Structured figure records:
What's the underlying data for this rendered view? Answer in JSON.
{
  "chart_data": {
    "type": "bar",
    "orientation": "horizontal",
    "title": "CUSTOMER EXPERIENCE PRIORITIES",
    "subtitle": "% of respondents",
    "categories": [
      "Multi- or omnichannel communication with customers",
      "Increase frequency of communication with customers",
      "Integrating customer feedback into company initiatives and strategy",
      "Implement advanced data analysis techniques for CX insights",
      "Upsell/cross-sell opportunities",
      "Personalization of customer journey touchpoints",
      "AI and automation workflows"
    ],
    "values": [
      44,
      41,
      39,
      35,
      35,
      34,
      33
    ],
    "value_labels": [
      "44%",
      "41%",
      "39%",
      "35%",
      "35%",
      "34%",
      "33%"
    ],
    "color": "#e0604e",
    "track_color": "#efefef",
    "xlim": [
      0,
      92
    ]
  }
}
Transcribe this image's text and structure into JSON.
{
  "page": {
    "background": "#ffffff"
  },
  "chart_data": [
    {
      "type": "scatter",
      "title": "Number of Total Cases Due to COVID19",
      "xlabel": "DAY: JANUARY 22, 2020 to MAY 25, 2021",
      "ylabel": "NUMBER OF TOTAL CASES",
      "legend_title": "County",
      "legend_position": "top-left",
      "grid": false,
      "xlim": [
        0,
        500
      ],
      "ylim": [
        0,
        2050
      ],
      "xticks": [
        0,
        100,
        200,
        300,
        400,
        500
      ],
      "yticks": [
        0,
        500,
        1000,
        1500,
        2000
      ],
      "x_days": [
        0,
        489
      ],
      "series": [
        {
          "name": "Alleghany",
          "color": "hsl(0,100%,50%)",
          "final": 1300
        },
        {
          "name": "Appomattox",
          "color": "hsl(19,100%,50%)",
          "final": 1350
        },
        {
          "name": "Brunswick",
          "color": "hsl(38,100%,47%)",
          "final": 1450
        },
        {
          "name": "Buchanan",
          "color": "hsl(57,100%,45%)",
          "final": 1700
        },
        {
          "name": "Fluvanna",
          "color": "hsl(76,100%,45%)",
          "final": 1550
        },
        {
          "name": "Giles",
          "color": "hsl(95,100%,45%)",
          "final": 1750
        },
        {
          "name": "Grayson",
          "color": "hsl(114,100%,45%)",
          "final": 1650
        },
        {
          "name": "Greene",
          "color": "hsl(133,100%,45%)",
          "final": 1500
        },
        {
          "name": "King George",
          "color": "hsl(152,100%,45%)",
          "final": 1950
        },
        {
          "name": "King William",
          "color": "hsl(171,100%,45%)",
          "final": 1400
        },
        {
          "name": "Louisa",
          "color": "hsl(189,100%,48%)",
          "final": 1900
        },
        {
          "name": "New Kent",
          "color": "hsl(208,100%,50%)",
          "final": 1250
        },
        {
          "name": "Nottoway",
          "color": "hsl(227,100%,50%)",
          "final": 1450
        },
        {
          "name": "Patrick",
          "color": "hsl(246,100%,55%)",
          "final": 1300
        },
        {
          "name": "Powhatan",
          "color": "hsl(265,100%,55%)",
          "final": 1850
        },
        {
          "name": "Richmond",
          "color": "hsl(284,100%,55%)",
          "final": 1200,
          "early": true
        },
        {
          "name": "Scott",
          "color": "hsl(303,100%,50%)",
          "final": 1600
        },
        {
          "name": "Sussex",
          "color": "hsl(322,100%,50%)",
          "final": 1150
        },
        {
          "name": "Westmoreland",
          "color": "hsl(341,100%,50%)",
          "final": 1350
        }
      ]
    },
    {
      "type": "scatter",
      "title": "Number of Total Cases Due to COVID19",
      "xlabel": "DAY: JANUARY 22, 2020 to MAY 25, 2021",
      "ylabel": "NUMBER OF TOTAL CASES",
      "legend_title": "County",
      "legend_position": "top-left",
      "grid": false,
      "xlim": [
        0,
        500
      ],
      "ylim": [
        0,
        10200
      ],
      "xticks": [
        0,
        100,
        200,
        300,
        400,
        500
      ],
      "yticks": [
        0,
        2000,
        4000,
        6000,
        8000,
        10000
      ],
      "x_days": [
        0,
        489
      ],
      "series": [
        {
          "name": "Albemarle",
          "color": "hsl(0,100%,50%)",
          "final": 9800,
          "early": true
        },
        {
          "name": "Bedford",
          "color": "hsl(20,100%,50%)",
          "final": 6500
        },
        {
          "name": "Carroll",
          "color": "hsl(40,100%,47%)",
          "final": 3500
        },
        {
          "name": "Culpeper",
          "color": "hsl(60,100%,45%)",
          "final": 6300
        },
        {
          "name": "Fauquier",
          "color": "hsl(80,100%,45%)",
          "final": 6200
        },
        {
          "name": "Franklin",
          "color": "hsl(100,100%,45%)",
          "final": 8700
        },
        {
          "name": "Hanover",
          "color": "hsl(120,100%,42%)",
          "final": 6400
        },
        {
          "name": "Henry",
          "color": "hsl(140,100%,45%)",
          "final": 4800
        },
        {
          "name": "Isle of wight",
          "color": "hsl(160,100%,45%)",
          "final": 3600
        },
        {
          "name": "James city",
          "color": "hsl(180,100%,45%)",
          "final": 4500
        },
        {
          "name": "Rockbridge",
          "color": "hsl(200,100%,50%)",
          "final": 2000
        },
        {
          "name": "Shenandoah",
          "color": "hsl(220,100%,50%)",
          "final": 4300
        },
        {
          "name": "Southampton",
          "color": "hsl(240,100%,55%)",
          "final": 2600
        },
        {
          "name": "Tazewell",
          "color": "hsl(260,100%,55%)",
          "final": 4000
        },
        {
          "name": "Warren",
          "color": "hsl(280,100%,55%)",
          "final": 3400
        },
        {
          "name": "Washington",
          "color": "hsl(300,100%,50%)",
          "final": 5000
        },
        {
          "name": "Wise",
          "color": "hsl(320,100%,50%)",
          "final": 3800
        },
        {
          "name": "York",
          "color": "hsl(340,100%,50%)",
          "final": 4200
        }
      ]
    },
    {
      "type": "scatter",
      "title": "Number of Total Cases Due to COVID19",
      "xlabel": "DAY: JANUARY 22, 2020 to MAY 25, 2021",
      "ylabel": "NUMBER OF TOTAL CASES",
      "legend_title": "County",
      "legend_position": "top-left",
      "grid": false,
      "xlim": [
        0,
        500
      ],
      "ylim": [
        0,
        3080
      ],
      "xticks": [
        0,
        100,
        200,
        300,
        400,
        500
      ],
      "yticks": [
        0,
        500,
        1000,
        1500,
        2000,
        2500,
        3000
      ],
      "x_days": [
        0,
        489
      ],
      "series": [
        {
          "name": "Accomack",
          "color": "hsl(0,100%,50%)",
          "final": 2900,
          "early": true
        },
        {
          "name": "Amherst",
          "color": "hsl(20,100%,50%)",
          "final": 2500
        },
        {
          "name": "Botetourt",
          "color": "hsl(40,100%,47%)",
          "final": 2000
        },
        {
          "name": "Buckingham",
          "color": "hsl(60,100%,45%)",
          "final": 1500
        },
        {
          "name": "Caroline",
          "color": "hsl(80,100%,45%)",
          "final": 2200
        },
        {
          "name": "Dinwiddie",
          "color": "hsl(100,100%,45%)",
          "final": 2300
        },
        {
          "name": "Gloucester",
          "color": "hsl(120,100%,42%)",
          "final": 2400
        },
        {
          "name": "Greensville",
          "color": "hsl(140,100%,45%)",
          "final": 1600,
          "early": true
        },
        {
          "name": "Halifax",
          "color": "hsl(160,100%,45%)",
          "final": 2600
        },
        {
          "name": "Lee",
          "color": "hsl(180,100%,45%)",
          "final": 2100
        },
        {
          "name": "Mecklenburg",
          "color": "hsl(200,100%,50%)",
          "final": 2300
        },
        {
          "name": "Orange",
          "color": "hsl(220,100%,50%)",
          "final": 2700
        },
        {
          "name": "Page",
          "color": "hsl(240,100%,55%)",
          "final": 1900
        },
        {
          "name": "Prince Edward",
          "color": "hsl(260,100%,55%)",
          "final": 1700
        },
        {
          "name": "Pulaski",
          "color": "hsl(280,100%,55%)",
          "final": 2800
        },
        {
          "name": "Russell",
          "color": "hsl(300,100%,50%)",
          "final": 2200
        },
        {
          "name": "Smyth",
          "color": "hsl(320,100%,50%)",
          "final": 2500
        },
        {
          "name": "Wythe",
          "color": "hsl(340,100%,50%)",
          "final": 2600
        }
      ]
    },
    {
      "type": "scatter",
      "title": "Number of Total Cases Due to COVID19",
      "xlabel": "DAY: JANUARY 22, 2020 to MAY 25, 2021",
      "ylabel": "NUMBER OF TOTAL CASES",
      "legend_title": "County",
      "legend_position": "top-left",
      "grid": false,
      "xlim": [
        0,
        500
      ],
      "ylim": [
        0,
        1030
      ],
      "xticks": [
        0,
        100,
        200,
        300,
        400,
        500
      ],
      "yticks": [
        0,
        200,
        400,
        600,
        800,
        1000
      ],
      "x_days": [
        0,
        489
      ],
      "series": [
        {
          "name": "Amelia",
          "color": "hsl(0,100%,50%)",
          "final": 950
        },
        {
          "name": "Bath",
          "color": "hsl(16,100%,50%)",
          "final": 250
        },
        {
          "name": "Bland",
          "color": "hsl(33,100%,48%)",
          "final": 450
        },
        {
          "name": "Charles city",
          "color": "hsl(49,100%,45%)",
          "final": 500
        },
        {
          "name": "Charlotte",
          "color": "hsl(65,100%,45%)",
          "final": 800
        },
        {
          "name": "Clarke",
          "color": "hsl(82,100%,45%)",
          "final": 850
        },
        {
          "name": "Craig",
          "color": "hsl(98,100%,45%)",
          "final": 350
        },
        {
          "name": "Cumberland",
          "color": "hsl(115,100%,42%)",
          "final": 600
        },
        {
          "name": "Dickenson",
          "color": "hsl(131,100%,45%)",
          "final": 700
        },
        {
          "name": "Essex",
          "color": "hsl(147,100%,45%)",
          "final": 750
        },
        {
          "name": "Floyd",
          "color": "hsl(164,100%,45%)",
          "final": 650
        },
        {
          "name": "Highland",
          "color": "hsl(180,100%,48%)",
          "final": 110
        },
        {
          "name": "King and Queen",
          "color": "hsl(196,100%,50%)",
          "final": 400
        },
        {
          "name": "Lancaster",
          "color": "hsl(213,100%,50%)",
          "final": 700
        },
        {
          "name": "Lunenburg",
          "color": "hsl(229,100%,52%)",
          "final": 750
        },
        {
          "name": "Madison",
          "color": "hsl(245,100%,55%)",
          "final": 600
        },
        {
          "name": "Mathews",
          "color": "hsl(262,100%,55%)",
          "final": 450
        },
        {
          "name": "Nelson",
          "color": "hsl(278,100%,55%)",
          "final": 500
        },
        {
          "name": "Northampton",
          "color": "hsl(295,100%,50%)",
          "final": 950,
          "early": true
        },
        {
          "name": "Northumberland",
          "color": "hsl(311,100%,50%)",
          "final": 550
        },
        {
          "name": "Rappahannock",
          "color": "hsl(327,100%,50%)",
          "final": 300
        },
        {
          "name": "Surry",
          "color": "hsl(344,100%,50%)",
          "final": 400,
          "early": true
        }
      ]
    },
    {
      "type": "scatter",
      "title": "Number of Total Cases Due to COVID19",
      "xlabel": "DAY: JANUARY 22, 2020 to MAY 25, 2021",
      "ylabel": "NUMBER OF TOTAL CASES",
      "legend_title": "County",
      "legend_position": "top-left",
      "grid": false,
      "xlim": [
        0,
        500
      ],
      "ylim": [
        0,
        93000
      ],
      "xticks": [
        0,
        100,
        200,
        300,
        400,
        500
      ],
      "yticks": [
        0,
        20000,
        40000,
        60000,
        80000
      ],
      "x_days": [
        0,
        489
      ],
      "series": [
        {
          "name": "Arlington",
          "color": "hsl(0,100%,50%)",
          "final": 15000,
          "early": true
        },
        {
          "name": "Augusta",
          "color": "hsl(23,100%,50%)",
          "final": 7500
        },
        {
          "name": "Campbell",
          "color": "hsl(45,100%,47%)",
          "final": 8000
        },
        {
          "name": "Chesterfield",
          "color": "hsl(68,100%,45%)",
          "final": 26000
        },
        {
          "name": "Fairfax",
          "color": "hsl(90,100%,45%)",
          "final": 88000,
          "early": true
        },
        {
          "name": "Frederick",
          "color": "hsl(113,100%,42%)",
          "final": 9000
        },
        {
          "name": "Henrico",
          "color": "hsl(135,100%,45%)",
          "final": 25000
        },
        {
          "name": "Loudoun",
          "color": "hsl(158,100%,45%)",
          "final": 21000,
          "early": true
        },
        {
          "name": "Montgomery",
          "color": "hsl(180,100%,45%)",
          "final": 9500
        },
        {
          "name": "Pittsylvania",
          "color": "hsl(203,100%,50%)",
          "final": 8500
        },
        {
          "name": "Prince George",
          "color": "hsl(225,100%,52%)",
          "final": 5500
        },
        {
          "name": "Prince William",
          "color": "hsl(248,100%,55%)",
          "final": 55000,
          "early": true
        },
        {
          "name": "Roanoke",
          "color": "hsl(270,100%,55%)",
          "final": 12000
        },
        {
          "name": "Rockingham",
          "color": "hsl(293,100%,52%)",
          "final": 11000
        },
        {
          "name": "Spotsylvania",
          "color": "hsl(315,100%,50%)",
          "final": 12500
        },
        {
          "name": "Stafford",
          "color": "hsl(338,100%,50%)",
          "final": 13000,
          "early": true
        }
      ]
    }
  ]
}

Task to carry out: List each line of the records that holds the string "this".

Written response:
What's the underlying data for this rendered view? Answer in JSON.
Transcribe this image's text and structure into JSON.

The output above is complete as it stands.